* Directive
Can you retype every line of the material below exactly, character for character?

* Records supplied

--------------------

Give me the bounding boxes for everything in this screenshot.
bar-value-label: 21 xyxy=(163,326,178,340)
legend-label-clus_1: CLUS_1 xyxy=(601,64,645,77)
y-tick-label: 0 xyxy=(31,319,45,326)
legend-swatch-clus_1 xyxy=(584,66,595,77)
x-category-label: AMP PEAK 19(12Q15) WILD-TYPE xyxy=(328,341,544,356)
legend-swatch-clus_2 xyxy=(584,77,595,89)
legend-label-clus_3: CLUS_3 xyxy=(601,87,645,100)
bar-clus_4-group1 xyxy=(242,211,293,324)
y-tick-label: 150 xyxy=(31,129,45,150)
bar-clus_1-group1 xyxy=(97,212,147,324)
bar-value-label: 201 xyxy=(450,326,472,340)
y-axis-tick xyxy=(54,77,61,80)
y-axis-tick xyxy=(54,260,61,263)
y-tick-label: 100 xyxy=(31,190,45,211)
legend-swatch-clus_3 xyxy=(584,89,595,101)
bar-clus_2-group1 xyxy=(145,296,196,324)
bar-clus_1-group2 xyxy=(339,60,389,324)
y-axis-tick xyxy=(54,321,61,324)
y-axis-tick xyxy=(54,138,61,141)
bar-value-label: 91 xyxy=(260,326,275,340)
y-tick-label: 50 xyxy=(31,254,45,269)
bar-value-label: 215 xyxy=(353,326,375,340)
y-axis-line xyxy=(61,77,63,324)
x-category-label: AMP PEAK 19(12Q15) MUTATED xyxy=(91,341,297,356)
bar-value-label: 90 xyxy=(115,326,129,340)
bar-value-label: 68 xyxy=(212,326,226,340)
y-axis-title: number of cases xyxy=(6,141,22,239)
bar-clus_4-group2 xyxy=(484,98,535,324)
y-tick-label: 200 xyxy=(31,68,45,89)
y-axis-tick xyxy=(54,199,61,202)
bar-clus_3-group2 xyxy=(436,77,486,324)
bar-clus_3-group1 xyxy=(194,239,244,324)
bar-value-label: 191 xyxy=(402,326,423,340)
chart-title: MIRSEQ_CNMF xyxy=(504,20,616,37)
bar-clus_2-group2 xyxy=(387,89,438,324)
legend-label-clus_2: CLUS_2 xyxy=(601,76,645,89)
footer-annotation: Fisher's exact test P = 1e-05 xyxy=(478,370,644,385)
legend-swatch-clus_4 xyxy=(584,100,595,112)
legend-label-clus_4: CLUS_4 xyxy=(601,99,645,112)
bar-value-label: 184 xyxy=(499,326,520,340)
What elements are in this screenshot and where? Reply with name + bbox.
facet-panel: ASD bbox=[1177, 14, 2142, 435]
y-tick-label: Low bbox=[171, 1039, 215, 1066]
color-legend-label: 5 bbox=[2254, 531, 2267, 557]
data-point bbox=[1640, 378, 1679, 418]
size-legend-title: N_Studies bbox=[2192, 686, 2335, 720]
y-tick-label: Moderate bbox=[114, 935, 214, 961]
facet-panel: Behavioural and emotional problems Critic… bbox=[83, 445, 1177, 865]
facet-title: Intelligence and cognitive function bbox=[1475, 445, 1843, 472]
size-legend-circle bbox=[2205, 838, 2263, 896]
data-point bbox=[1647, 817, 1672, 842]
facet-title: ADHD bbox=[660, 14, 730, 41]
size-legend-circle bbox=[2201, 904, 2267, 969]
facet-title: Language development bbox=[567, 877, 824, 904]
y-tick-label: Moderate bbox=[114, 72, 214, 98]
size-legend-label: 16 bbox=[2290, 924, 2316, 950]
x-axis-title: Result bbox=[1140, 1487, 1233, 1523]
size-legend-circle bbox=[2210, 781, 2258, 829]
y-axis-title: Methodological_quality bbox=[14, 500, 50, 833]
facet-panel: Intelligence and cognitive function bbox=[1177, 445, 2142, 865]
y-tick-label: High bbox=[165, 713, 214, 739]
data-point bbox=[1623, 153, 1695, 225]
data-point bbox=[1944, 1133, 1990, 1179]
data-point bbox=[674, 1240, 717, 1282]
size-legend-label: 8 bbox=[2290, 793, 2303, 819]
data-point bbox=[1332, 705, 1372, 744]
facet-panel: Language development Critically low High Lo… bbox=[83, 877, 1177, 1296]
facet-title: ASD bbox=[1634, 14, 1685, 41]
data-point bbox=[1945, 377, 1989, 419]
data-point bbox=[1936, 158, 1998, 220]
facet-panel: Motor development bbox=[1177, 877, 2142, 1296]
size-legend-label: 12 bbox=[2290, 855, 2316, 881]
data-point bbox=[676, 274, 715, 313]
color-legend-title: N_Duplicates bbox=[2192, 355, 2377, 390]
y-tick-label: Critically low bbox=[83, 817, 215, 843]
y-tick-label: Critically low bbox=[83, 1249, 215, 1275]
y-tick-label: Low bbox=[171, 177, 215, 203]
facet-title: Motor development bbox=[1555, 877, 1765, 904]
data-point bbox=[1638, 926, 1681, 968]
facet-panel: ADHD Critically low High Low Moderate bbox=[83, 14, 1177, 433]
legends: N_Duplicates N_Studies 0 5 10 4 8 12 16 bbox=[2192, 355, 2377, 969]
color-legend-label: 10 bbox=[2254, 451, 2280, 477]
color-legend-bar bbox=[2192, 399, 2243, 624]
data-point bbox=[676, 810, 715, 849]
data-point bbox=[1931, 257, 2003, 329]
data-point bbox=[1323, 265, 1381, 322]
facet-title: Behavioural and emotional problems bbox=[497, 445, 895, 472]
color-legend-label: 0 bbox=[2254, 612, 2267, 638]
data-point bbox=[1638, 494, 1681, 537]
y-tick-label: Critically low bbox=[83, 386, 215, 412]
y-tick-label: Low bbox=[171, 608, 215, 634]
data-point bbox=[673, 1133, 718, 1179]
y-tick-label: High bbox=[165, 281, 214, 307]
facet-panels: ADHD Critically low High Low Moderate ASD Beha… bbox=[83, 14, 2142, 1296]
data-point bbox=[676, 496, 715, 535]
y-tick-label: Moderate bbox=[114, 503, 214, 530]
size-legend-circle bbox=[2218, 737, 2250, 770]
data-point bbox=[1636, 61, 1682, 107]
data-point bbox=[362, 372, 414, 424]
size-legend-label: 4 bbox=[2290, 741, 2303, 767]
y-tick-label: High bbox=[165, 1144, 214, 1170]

--------------------

* Response
Give me the bounding boxes for everything in this screenshot.
bar-value-label: 21 xyxy=(163,326,178,340)
legend-label-clus_1: CLUS_1 xyxy=(601,64,645,77)
y-tick-label: 0 xyxy=(31,319,45,326)
legend-swatch-clus_1 xyxy=(584,66,595,77)
x-category-label: AMP PEAK 19(12Q15) WILD-TYPE xyxy=(328,341,544,356)
legend-swatch-clus_2 xyxy=(584,77,595,89)
legend-label-clus_3: CLUS_3 xyxy=(601,87,645,100)
bar-clus_4-group1 xyxy=(242,211,293,324)
y-tick-label: 150 xyxy=(31,129,45,150)
bar-clus_1-group1 xyxy=(97,212,147,324)
bar-value-label: 201 xyxy=(450,326,472,340)
y-axis-tick xyxy=(54,77,61,80)
y-axis-tick xyxy=(54,260,61,263)
y-tick-label: 100 xyxy=(31,190,45,211)
legend-swatch-clus_3 xyxy=(584,89,595,101)
bar-clus_2-group1 xyxy=(145,296,196,324)
bar-clus_1-group2 xyxy=(339,60,389,324)
y-axis-tick xyxy=(54,321,61,324)
y-axis-tick xyxy=(54,138,61,141)
bar-value-label: 91 xyxy=(260,326,275,340)
y-tick-label: 50 xyxy=(31,254,45,269)
bar-value-label: 215 xyxy=(353,326,375,340)
y-axis-line xyxy=(61,77,63,324)
x-category-label: AMP PEAK 19(12Q15) MUTATED xyxy=(91,341,297,356)
bar-value-label: 90 xyxy=(115,326,129,340)
bar-value-label: 68 xyxy=(212,326,226,340)
y-axis-title: number of cases xyxy=(6,141,22,239)
bar-clus_4-group2 xyxy=(484,98,535,324)
y-tick-label: 200 xyxy=(31,68,45,89)
y-axis-tick xyxy=(54,199,61,202)
bar-clus_3-group2 xyxy=(436,77,486,324)
bar-clus_3-group1 xyxy=(194,239,244,324)
bar-value-label: 191 xyxy=(402,326,423,340)
chart-title: MIRSEQ_CNMF xyxy=(504,20,616,37)
bar-clus_2-group2 xyxy=(387,89,438,324)
legend-label-clus_2: CLUS_2 xyxy=(601,76,645,89)
footer-annotation: Fisher's exact test P = 1e-05 xyxy=(478,370,644,385)
legend-swatch-clus_4 xyxy=(584,100,595,112)
legend-label-clus_4: CLUS_4 xyxy=(601,99,645,112)
bar-value-label: 184 xyxy=(499,326,520,340)
What elements are in this screenshot and where? Reply with name + bbox.
facet-panel: ASD bbox=[1177, 14, 2142, 435]
y-tick-label: Low bbox=[171, 1039, 215, 1066]
color-legend-label: 5 bbox=[2254, 531, 2267, 557]
data-point bbox=[1640, 378, 1679, 418]
size-legend-title: N_Studies bbox=[2192, 686, 2335, 720]
y-tick-label: Moderate bbox=[114, 935, 214, 961]
facet-panel: Behavioural and emotional problems Critic… bbox=[83, 445, 1177, 865]
facet-title: Intelligence and cognitive function bbox=[1475, 445, 1843, 472]
size-legend-circle bbox=[2205, 838, 2263, 896]
data-point bbox=[1647, 817, 1672, 842]
facet-title: ADHD bbox=[660, 14, 730, 41]
size-legend-circle bbox=[2201, 904, 2267, 969]
facet-title: Language development bbox=[567, 877, 824, 904]
y-tick-label: Moderate bbox=[114, 72, 214, 98]
size-legend-label: 16 bbox=[2290, 924, 2316, 950]
x-axis-title: Result bbox=[1140, 1487, 1233, 1523]
size-legend-circle bbox=[2210, 781, 2258, 829]
y-axis-title: Methodological_quality bbox=[14, 500, 50, 833]
facet-panel: Intelligence and cognitive function bbox=[1177, 445, 2142, 865]
y-tick-label: High bbox=[165, 713, 214, 739]
data-point bbox=[1623, 153, 1695, 225]
data-point bbox=[1944, 1133, 1990, 1179]
data-point bbox=[674, 1240, 717, 1282]
size-legend-label: 8 bbox=[2290, 793, 2303, 819]
data-point bbox=[1332, 705, 1372, 744]
facet-panel: Language development Critically low High Lo… bbox=[83, 877, 1177, 1296]
facet-title: ASD bbox=[1634, 14, 1685, 41]
data-point bbox=[1945, 377, 1989, 419]
data-point bbox=[1936, 158, 1998, 220]
facet-panel: Motor development bbox=[1177, 877, 2142, 1296]
size-legend-label: 12 bbox=[2290, 855, 2316, 881]
data-point bbox=[676, 274, 715, 313]
color-legend-title: N_Duplicates bbox=[2192, 355, 2377, 390]
y-tick-label: Critically low bbox=[83, 817, 215, 843]
y-tick-label: Critically low bbox=[83, 1249, 215, 1275]
y-tick-label: Low bbox=[171, 177, 215, 203]
facet-title: Motor development bbox=[1555, 877, 1765, 904]
data-point bbox=[1638, 926, 1681, 968]
facet-panel: ADHD Critically low High Low Moderate bbox=[83, 14, 1177, 433]
legends: N_Duplicates N_Studies 0 5 10 4 8 12 16 bbox=[2192, 355, 2377, 969]
color-legend-label: 10 bbox=[2254, 451, 2280, 477]
color-legend-bar bbox=[2192, 399, 2243, 624]
data-point bbox=[676, 810, 715, 849]
data-point bbox=[1931, 257, 2003, 329]
data-point bbox=[1323, 265, 1381, 322]
facet-title: Behavioural and emotional problems bbox=[497, 445, 895, 472]
color-legend-label: 0 bbox=[2254, 612, 2267, 638]
data-point bbox=[1638, 494, 1681, 537]
y-tick-label: Critically low bbox=[83, 386, 215, 412]
y-tick-label: Low bbox=[171, 608, 215, 634]
data-point bbox=[673, 1133, 718, 1179]
y-tick-label: High bbox=[165, 281, 214, 307]
facet-panels: ADHD Critically low High Low Moderate ASD Beha… bbox=[83, 14, 2142, 1296]
data-point bbox=[676, 496, 715, 535]
y-tick-label: Moderate bbox=[114, 503, 214, 530]
size-legend-circle bbox=[2218, 737, 2250, 770]
data-point bbox=[1636, 61, 1682, 107]
data-point bbox=[362, 372, 414, 424]
size-legend-label: 4 bbox=[2290, 741, 2303, 767]
y-tick-label: High bbox=[165, 1144, 214, 1170]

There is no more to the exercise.